Go through the material below and report how many lines contain "للناس". Give only the number.

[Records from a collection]
+ + +

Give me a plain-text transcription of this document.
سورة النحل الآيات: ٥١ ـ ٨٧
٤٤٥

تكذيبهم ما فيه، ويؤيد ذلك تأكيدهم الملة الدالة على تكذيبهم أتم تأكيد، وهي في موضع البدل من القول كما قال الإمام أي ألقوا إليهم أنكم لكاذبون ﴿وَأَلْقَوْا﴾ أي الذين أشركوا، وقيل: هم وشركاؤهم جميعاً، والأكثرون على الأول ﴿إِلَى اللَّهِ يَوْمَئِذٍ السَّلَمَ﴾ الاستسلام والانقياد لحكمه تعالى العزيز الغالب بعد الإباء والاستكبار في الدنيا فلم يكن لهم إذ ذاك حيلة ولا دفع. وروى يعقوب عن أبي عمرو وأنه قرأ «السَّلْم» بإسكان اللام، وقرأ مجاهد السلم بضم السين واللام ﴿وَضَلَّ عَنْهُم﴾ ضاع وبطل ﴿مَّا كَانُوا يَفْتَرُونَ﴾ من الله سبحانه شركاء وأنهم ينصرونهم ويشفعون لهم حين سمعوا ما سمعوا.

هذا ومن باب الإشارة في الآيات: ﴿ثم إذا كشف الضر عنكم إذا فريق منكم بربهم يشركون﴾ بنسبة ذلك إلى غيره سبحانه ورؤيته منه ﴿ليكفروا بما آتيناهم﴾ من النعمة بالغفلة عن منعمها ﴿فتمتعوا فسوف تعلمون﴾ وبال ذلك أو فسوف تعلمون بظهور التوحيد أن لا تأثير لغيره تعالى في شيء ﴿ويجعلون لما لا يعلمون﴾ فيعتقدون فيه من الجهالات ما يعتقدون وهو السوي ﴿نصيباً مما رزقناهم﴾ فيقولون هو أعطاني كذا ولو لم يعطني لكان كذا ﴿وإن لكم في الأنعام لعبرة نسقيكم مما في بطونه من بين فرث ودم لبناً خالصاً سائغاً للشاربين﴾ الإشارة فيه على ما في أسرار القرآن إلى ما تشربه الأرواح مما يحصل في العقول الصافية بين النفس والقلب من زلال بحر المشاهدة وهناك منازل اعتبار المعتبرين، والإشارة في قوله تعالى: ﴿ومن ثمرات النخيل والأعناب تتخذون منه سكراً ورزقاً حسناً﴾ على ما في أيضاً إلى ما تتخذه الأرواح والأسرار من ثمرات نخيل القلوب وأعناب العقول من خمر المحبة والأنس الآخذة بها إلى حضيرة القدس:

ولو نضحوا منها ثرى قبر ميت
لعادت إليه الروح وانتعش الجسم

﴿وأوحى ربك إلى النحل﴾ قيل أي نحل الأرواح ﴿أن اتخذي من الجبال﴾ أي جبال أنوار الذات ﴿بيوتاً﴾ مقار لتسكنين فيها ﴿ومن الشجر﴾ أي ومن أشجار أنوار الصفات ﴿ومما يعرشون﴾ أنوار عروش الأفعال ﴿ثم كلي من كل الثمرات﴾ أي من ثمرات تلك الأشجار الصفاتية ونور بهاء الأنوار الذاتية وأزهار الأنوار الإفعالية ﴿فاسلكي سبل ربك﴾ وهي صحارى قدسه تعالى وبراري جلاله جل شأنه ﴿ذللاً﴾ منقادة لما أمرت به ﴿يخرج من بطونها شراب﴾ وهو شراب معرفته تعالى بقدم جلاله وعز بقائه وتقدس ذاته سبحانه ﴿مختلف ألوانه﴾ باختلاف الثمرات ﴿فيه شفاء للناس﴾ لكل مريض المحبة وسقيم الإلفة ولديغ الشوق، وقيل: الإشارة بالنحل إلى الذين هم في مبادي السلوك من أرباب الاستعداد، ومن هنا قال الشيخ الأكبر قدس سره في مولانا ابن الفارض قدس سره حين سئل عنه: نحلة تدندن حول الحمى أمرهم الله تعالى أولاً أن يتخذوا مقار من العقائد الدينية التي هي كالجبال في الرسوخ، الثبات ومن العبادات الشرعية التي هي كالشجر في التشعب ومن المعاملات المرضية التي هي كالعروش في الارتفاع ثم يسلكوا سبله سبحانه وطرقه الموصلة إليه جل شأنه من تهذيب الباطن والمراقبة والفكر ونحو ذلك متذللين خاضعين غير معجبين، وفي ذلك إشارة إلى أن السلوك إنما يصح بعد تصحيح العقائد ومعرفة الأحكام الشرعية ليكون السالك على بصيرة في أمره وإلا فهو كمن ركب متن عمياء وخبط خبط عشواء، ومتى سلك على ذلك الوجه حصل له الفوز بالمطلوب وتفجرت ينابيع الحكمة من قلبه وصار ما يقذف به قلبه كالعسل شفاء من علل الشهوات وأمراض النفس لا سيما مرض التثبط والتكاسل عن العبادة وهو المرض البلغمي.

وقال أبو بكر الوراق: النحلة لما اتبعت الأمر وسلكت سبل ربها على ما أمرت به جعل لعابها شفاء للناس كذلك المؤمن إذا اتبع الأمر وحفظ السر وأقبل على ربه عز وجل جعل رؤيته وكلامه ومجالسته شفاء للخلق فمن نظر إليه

+ + +

ANSWER FOR THIS EXERCISE = 2